В этой палате слишком много профессоров. Как только армия нарушает закон, они тут же формируют антимилитаристскую партию; как только закон преступило священство — антиклерикальную. При наших детях, при наших внуках в Испании, несомненно, появится антипрофессорская партия (Aubert, 1987: 186).
Некоторые говорят, что это левые республиканцы подвигли церковь к нападкам на демократию (напр., Payne, 1970). Тут явное преувеличение: церковь и до этого была настроена реакционно, а республиканские законы в стране были отнюдь не радикальнее, чем в других католических государствах (Jackson, 1965: 48). Республиканцы, как и в остальных странах, четко разделяли церковь и государство, проповедовали религиозную терпимость и провозглашали факт отсутствия в Испании официальной государственной религии. Спустя два года государство прекратит финансировать светское духовенство, религиозные ордена обяжут регистрировать имущество, оставляя себе лишь жизненно необходимую его часть. Иезуиты, согласно конституции, как и в других странах, подлежали изгнанию, в случае если не принесут присягу полного послушания папе (чего бы они делать ни за что не стали). Более провокационное действие имел запрет для религиозных орденов на преподавание (за исключением подготовки священников). Но хуже всего было то, что законодательство против реакционной церкви представили наспех и продвигали очень агрессивно — отсюда складывалось впечатление, что республиканцы заодно с более ярыми, крайне левыми антиклерикалами.
Папа римский угрозы не представлял. Он искал компромисса и вынужден был отправить на покой непокорного примаса кардинала Сегуру. Однако испанская церковь стала под знамена примаса. Священники призывали мирян усилить антиреспубликанское сопротивление. Провокации со стороны священства вызвали зеркальную реакцию Асаньи, который воспринял разгоравшийся конфликт с ликованием. Перед парламентом Асанья заявил, что «Испания больше не католическая страна», и, подобно Робеспьеру или Сен-Жюсту, добавил: «И не говорите мне, что таким образом ущемляется свобода; таким образом оздоровляется общество». Конечно же, он не имел возможности оценить эффект, который произвели его выпады на убежденных католиков всех классов (Payne, 1970: 92, 1993: 82–83). Вследствие этих его выступлений многие верующие (особенно женщины и пожилые люди) переходили в правоцентристские партии и вообще тяготели вправо. Впоследствии мы увидим, что источником авторитарных ультраправых настроений стала именно церковь.

> [Короткое задание 1]:
В записях перепиши всё от строки с «x-axis-line: [118, 511, 948, 513]» до строки с «bar-column: Russell: [415, 93, 449, 529]» включительно, заменив «bar-label» на «label» и больше ничего не меняя.

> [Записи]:

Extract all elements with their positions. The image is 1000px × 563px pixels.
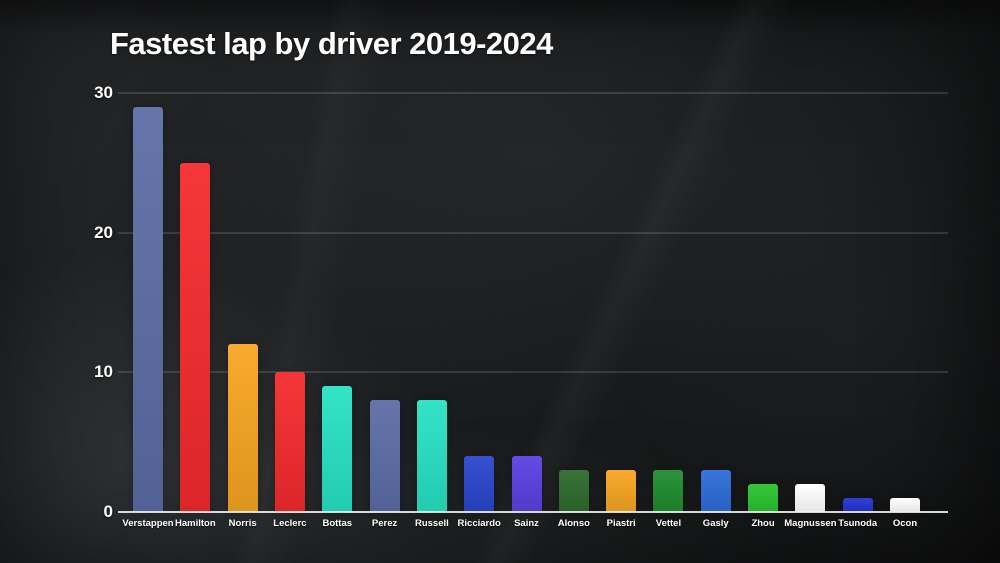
x-axis-line: [118, 511, 948, 513]
bar-label: Alonso: [557, 518, 590, 529]
bar-verstappen: [133, 106, 163, 512]
bar-gasly: [700, 470, 731, 512]
bar-column: Tsunoda: [838, 93, 877, 529]
y-tick-label: 0: [103, 502, 113, 521]
bar-label: Russell: [414, 518, 449, 529]
bar-column: Verstappen: [122, 93, 174, 529]
bar-label: Zhou: [751, 518, 775, 529]
bar-column: Russell: [415, 93, 449, 529]
bar-column: Hamilton: [175, 93, 216, 529]
bar-label: Bottas: [322, 518, 353, 529]
y-tick-label: 20: [94, 222, 113, 242]
bar-vettel: [653, 470, 684, 512]
bar-column: Gasly: [700, 93, 731, 529]
bar-ricciardo: [464, 456, 495, 512]
bar-russell: [416, 400, 447, 512]
bar-column: Ocon: [890, 93, 920, 529]
bar-column: Perez: [369, 93, 400, 529]
bar-hamilton: [180, 162, 211, 512]
bar-label: Magnussen: [784, 518, 837, 529]
y-tick-label: 10: [94, 362, 113, 382]
bar-column: Sainz: [511, 93, 542, 529]
bar-label: Tsunoda: [838, 518, 878, 529]
bar-label: Ocon: [892, 518, 918, 529]
bar-label: Perez: [371, 518, 398, 529]
bar-label: Piastri: [606, 518, 636, 529]
bar-column: Magnussen: [784, 93, 837, 529]
y-axis: 0 10 20 30: [75, 83, 113, 521]
bar-label: Gasly: [702, 518, 729, 529]
bar-label: Hamilton: [174, 518, 216, 529]
bar-label: Vettel: [655, 518, 682, 529]
bar-column: Ricciardo: [458, 93, 501, 529]
chart-title: Fastest lap by driver 2019-2024: [110, 26, 553, 61]
bar-column: Zhou: [748, 93, 779, 529]
bar-column: Leclerc: [273, 93, 307, 529]
bar-column: Alonso: [558, 93, 590, 529]
chart-area: 0 10 20 30 Verstappen Hamilton Norris Leclerc B…: [94, 83, 948, 529]
bar-column: Piastri: [606, 93, 637, 529]
bar-leclerc: [274, 372, 305, 512]
bar-column: Bottas: [322, 93, 353, 529]
bar-sainz: [511, 456, 542, 512]
bar-label: Verstappen: [122, 518, 174, 529]
bar-ocon: [890, 498, 920, 512]
bar-label: Leclerc: [273, 518, 307, 529]
bar-bottas: [322, 386, 353, 512]
plot-area: Verstappen Hamilton Norris Leclerc Bottas Per…: [122, 93, 920, 529]
bar-tsunoda: [842, 498, 873, 512]
bar-magnussen: [795, 484, 826, 512]
bar-perez: [369, 400, 400, 512]
bar-alonso: [558, 470, 589, 512]
bar-column: Vettel: [653, 93, 684, 529]
bar-label: Norris: [228, 518, 257, 529]
bar-column: Norris: [227, 93, 258, 529]
bar-piastri: [606, 470, 637, 512]
bar-zhou: [748, 484, 779, 512]
bar-norris: [227, 344, 258, 512]
y-tick-label: 30: [94, 83, 113, 102]
bar-label: Ricciardo: [457, 518, 501, 529]
bar-label: Sainz: [514, 518, 539, 529]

> [Короткое задание 2]:
Кого, судя по отрывку, папа римский был вынужден отправить на покой?

> [Ожидаемый ответ 1]:
x-axis-line: [118, 511, 948, 513]
label: Alonso: [557, 518, 590, 529]
bar-verstappen: [133, 106, 163, 512]
bar-gasly: [700, 470, 731, 512]
bar-column: Tsunoda: [838, 93, 877, 529]
y-tick-label: 0: [103, 502, 113, 521]
label: Russell: [414, 518, 449, 529]
bar-column: Verstappen: [122, 93, 174, 529]
label: Zhou: [751, 518, 775, 529]
bar-column: Russell: [415, 93, 449, 529]

> [Ожидаемый ответ 2]:
Непокорного примаса кардинала Сегуру.